**Instructions for the task**
Print every line of the records below word for word, leaving out the pictures.

**Dataset excerpts**
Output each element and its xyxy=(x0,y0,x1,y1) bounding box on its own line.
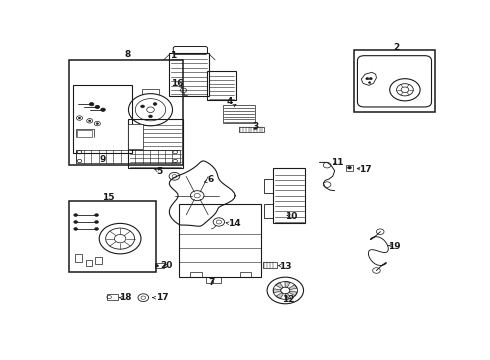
Circle shape xyxy=(95,228,98,230)
Circle shape xyxy=(74,214,77,216)
Bar xyxy=(76,150,180,163)
Circle shape xyxy=(89,120,91,122)
Circle shape xyxy=(148,115,152,118)
Text: 5: 5 xyxy=(156,167,162,176)
Bar xyxy=(240,273,251,278)
Text: 17: 17 xyxy=(155,293,168,302)
Bar xyxy=(170,53,209,96)
Text: 9: 9 xyxy=(99,155,105,164)
Text: 16: 16 xyxy=(171,79,183,88)
Bar xyxy=(179,204,261,278)
Text: 13: 13 xyxy=(279,262,292,271)
Bar xyxy=(128,123,143,149)
Text: 8: 8 xyxy=(124,50,131,59)
Circle shape xyxy=(78,117,81,119)
Polygon shape xyxy=(275,283,283,288)
Text: 4: 4 xyxy=(227,97,233,106)
Circle shape xyxy=(401,87,409,93)
Bar xyxy=(354,50,435,112)
Circle shape xyxy=(366,77,369,80)
Circle shape xyxy=(95,214,98,216)
Bar xyxy=(155,263,164,268)
Bar xyxy=(69,201,156,272)
Bar xyxy=(74,255,82,262)
Bar xyxy=(273,168,305,223)
Polygon shape xyxy=(285,282,290,287)
Circle shape xyxy=(96,123,98,125)
Bar xyxy=(69,60,183,165)
Circle shape xyxy=(89,103,94,106)
Bar xyxy=(77,130,93,136)
Bar xyxy=(73,85,131,153)
Circle shape xyxy=(74,221,77,223)
Bar xyxy=(96,257,102,264)
Polygon shape xyxy=(276,293,283,298)
Bar xyxy=(207,71,236,100)
Text: 12: 12 xyxy=(282,294,294,303)
Circle shape xyxy=(95,105,99,109)
Polygon shape xyxy=(289,291,297,296)
Circle shape xyxy=(155,265,158,267)
Circle shape xyxy=(141,105,145,108)
Text: 2: 2 xyxy=(393,43,400,52)
Bar xyxy=(222,105,255,123)
Text: 17: 17 xyxy=(360,165,372,174)
Bar xyxy=(346,165,353,171)
Text: 6: 6 xyxy=(207,175,214,184)
Polygon shape xyxy=(289,285,297,289)
Polygon shape xyxy=(286,293,291,299)
Circle shape xyxy=(347,166,351,169)
Circle shape xyxy=(74,228,77,230)
Text: 18: 18 xyxy=(119,293,131,302)
Text: 1: 1 xyxy=(170,51,176,60)
Circle shape xyxy=(153,103,157,105)
Bar xyxy=(239,127,264,132)
Text: 19: 19 xyxy=(389,242,401,251)
Text: 15: 15 xyxy=(102,193,114,202)
Bar xyxy=(128,120,183,168)
Circle shape xyxy=(101,108,105,111)
Text: 14: 14 xyxy=(228,220,241,229)
Text: 7: 7 xyxy=(208,278,215,287)
Bar xyxy=(86,260,92,266)
Text: 20: 20 xyxy=(161,261,173,270)
Circle shape xyxy=(368,82,371,84)
Text: 10: 10 xyxy=(285,212,297,221)
Text: 11: 11 xyxy=(331,158,344,167)
Circle shape xyxy=(95,221,98,223)
Text: 3: 3 xyxy=(252,122,259,131)
Bar xyxy=(263,262,277,268)
Circle shape xyxy=(369,77,372,80)
Bar xyxy=(190,273,202,278)
Bar xyxy=(107,294,118,300)
Polygon shape xyxy=(273,289,281,293)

**Exercise output**
Output each element and its xyxy=(x0,y0,x1,y1) bounding box on its own line.
Circle shape xyxy=(95,228,98,230)
Circle shape xyxy=(74,214,77,216)
Bar xyxy=(76,150,180,163)
Circle shape xyxy=(89,120,91,122)
Circle shape xyxy=(148,115,152,118)
Text: 5: 5 xyxy=(156,167,162,176)
Bar xyxy=(240,273,251,278)
Text: 17: 17 xyxy=(155,293,168,302)
Bar xyxy=(170,53,209,96)
Text: 9: 9 xyxy=(99,155,105,164)
Text: 16: 16 xyxy=(171,79,183,88)
Bar xyxy=(179,204,261,278)
Text: 13: 13 xyxy=(279,262,292,271)
Bar xyxy=(128,123,143,149)
Text: 8: 8 xyxy=(124,50,131,59)
Circle shape xyxy=(78,117,81,119)
Polygon shape xyxy=(275,283,283,288)
Text: 4: 4 xyxy=(227,97,233,106)
Circle shape xyxy=(401,87,409,93)
Bar xyxy=(354,50,435,112)
Circle shape xyxy=(366,77,369,80)
Circle shape xyxy=(95,214,98,216)
Bar xyxy=(155,263,164,268)
Bar xyxy=(69,201,156,272)
Bar xyxy=(74,255,82,262)
Bar xyxy=(273,168,305,223)
Polygon shape xyxy=(285,282,290,287)
Circle shape xyxy=(96,123,98,125)
Bar xyxy=(69,60,183,165)
Circle shape xyxy=(89,103,94,106)
Bar xyxy=(77,130,93,136)
Bar xyxy=(73,85,131,153)
Circle shape xyxy=(74,221,77,223)
Bar xyxy=(96,257,102,264)
Polygon shape xyxy=(276,293,283,298)
Bar xyxy=(207,71,236,100)
Text: 12: 12 xyxy=(282,294,294,303)
Circle shape xyxy=(95,105,99,109)
Polygon shape xyxy=(289,291,297,296)
Circle shape xyxy=(155,265,158,267)
Circle shape xyxy=(141,105,145,108)
Text: 2: 2 xyxy=(393,43,400,52)
Bar xyxy=(222,105,255,123)
Text: 17: 17 xyxy=(360,165,372,174)
Bar xyxy=(346,165,353,171)
Text: 6: 6 xyxy=(207,175,214,184)
Polygon shape xyxy=(289,285,297,289)
Polygon shape xyxy=(286,293,291,299)
Circle shape xyxy=(347,166,351,169)
Circle shape xyxy=(74,228,77,230)
Text: 18: 18 xyxy=(119,293,131,302)
Text: 1: 1 xyxy=(170,51,176,60)
Circle shape xyxy=(153,103,157,105)
Bar xyxy=(239,127,264,132)
Text: 19: 19 xyxy=(389,242,401,251)
Text: 15: 15 xyxy=(102,193,114,202)
Bar xyxy=(128,120,183,168)
Circle shape xyxy=(101,108,105,111)
Text: 14: 14 xyxy=(228,220,241,229)
Text: 7: 7 xyxy=(208,278,215,287)
Bar xyxy=(86,260,92,266)
Text: 20: 20 xyxy=(161,261,173,270)
Circle shape xyxy=(368,82,371,84)
Text: 10: 10 xyxy=(285,212,297,221)
Text: 11: 11 xyxy=(331,158,344,167)
Circle shape xyxy=(95,221,98,223)
Text: 3: 3 xyxy=(252,122,259,131)
Bar xyxy=(263,262,277,268)
Circle shape xyxy=(369,77,372,80)
Bar xyxy=(190,273,202,278)
Bar xyxy=(107,294,118,300)
Polygon shape xyxy=(273,289,281,293)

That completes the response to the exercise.